* _YOUR INSTRUCTIONS_
Repeat the records in full and exactly, omitting pictures.

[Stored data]
▼
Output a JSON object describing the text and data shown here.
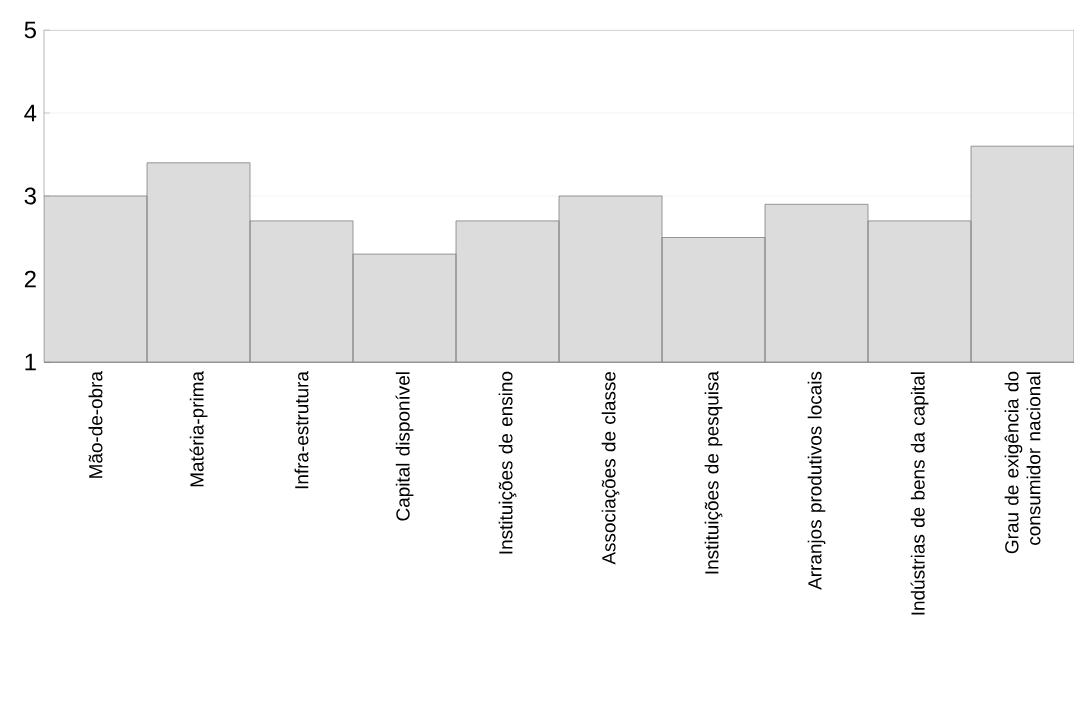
{
  "chart_data": {
    "type": "bar",
    "categories": [
      "Mão-de-obra",
      "Matéria-prima",
      "Infra-estrutura",
      "Capital disponível",
      "Instituições de ensino",
      "Associações de classe",
      "Instituições de pesquisa",
      "Arranjos produtivos locais",
      "Indústrias de bens da capital",
      "Grau de exigência do consumidor nacional"
    ],
    "values": [
      3.0,
      3.4,
      2.7,
      2.3,
      2.7,
      3.0,
      2.5,
      2.9,
      2.7,
      3.6
    ],
    "color": "#dcdcdc",
    "ylim": [
      1,
      5
    ],
    "yticks": [
      1,
      2,
      3,
      4,
      5
    ],
    "grid": "y"
  }
}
▲
* _TASK OUTPUT_
Output a JSON object describing the text and data shown here.
{
  "chart_data": {
    "type": "bar",
    "categories": [
      "Mão-de-obra",
      "Matéria-prima",
      "Infra-estrutura",
      "Capital disponível",
      "Instituições de ensino",
      "Associações de classe",
      "Instituições de pesquisa",
      "Arranjos produtivos locais",
      "Indústrias de bens da capital",
      "Grau de exigência do consumidor nacional"
    ],
    "values": [
      3.0,
      3.4,
      2.7,
      2.3,
      2.7,
      3.0,
      2.5,
      2.9,
      2.7,
      3.6
    ],
    "color": "#dcdcdc",
    "ylim": [
      1,
      5
    ],
    "yticks": [
      1,
      2,
      3,
      4,
      5
    ],
    "grid": "y"
  }
}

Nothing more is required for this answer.